begin Task data

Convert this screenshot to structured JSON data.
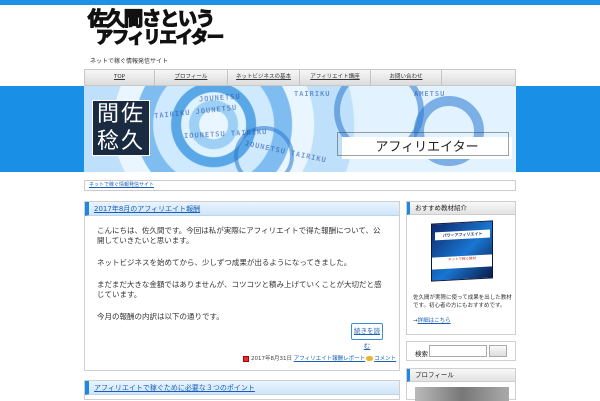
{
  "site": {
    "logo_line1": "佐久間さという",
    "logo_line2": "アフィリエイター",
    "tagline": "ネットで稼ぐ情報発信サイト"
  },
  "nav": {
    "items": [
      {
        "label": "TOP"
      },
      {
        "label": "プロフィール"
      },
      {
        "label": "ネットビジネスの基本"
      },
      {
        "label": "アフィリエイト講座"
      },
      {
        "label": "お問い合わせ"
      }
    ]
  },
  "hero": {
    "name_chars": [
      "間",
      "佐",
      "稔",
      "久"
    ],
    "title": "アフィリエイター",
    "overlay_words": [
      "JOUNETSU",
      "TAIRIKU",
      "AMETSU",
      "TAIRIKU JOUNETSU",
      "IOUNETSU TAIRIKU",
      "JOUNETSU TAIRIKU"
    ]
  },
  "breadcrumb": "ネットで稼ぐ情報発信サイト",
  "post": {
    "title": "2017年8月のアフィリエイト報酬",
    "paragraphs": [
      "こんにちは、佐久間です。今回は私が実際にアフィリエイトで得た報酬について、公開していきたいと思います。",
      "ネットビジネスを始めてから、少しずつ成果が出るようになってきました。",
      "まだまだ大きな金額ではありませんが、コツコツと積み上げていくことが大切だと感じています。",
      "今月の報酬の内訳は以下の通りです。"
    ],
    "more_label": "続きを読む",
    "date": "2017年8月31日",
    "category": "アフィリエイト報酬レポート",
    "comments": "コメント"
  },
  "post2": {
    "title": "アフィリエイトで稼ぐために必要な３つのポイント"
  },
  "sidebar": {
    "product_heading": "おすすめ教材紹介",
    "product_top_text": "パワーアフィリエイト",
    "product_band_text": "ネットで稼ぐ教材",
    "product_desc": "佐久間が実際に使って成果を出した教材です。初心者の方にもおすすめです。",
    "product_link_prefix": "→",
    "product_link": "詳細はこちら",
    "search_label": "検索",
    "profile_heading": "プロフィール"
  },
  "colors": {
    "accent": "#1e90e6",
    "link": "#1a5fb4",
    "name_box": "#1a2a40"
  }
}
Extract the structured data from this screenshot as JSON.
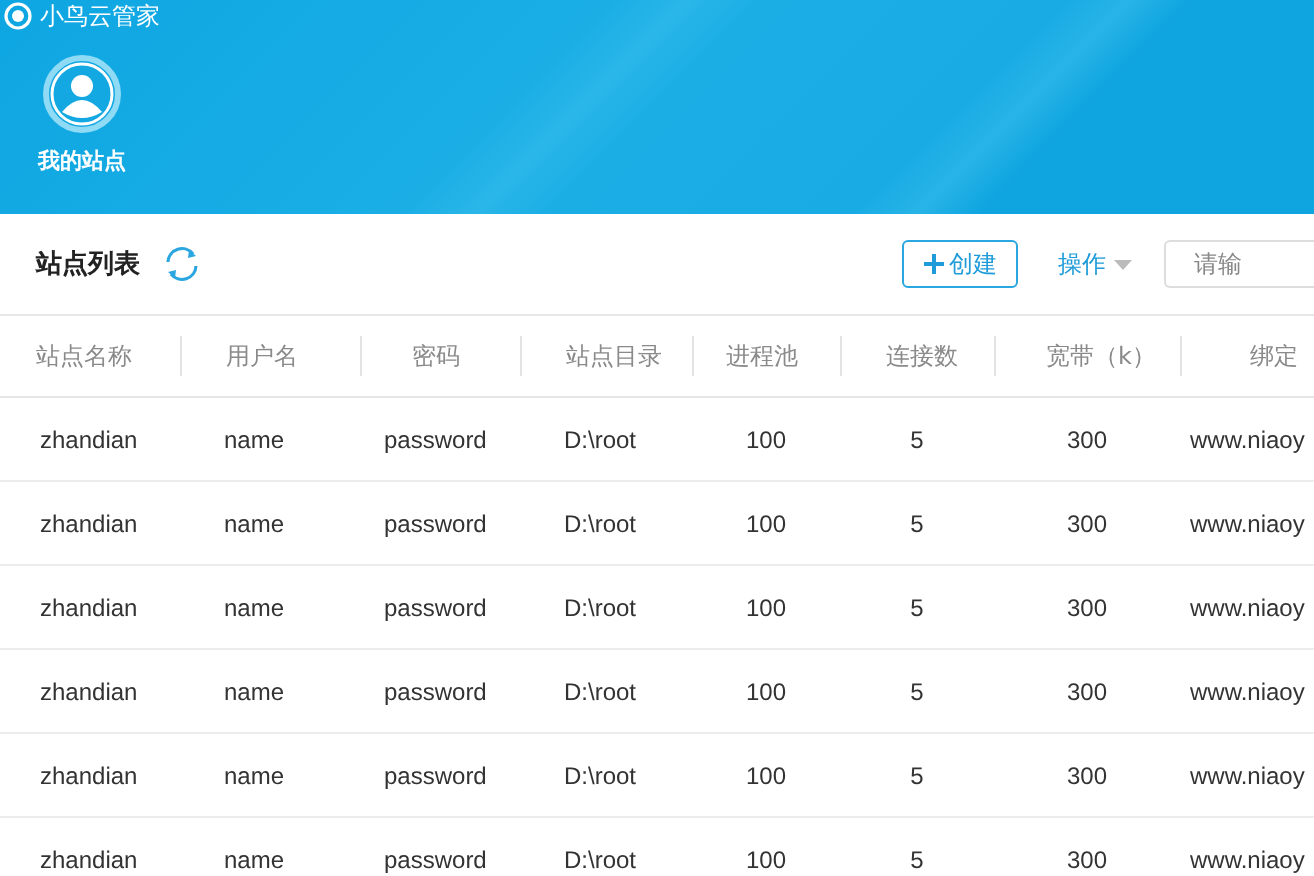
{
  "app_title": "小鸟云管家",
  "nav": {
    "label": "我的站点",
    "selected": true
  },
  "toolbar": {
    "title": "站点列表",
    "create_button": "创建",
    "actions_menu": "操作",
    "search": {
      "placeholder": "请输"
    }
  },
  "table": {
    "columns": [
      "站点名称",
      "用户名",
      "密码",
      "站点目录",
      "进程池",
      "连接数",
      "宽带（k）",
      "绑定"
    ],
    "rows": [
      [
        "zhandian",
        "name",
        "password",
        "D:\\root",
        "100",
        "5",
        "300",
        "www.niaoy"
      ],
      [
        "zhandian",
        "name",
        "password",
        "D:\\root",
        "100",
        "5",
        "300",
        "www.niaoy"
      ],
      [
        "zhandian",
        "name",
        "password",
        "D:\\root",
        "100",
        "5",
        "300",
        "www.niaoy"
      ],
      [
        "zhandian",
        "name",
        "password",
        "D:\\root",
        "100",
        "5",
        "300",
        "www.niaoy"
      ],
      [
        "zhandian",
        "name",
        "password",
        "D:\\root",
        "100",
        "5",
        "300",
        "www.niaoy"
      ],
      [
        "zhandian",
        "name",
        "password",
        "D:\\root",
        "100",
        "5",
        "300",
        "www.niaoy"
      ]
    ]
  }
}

end Task data
begin Task data

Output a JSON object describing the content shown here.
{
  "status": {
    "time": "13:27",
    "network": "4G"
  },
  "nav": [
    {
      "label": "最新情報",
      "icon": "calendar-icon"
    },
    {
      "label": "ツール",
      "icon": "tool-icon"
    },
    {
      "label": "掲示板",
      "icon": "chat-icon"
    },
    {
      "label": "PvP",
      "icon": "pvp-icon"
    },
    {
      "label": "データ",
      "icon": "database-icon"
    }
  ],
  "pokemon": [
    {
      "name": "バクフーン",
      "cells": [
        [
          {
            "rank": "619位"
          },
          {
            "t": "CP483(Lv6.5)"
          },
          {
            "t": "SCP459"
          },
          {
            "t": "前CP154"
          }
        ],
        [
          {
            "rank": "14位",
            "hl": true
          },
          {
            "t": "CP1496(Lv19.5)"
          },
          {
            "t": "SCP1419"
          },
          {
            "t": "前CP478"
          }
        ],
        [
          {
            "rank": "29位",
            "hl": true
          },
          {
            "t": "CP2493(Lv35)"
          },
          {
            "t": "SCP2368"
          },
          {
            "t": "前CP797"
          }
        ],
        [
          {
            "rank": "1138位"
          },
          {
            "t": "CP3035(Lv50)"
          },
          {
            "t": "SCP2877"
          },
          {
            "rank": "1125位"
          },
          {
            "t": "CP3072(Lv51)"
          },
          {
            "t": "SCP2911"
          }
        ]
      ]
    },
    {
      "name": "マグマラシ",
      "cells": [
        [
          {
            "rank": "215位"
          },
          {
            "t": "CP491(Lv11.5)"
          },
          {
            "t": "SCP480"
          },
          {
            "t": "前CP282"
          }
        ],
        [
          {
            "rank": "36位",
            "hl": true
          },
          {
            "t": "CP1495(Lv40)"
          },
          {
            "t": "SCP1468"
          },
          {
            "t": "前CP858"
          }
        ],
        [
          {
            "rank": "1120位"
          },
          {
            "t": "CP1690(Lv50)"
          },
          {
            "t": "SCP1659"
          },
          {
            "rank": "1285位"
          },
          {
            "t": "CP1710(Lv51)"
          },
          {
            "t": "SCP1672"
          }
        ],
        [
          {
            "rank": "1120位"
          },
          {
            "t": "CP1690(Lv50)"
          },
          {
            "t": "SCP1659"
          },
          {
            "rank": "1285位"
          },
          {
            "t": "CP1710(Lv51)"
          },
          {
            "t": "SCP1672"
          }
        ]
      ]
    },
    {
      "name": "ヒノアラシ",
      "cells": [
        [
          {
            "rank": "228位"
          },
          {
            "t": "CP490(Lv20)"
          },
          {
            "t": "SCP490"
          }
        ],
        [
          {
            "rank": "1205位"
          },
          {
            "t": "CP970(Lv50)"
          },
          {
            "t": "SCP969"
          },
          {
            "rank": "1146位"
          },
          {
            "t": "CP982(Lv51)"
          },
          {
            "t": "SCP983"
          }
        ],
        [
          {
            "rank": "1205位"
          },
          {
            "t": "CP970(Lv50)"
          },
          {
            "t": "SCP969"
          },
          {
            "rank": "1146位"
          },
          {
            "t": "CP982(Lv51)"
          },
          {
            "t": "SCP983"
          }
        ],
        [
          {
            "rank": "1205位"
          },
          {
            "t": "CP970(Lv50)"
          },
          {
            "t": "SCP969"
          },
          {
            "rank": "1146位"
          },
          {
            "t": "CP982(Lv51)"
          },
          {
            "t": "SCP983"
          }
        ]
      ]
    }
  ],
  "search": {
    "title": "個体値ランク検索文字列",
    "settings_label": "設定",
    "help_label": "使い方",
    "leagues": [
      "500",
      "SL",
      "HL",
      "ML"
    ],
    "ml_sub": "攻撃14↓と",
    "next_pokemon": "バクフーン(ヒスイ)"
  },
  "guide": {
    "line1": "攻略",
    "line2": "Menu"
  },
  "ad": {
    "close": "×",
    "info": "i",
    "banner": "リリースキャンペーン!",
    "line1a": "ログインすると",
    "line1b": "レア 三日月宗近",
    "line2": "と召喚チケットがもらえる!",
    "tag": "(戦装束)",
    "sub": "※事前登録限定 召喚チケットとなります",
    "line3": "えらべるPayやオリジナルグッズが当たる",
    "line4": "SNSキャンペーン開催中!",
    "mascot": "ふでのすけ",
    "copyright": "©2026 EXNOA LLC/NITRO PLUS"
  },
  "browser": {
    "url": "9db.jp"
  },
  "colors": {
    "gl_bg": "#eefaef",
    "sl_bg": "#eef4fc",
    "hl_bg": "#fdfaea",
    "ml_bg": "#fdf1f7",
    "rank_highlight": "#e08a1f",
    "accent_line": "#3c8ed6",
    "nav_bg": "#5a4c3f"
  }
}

end Task data

→ **Job**: Select the lines in this material that hold the word "screenshot", leaving none out.

→ **Solved exercise**:
Convert this screenshot to structured JSON data.
Extract the structured data from this screenshot as JSON.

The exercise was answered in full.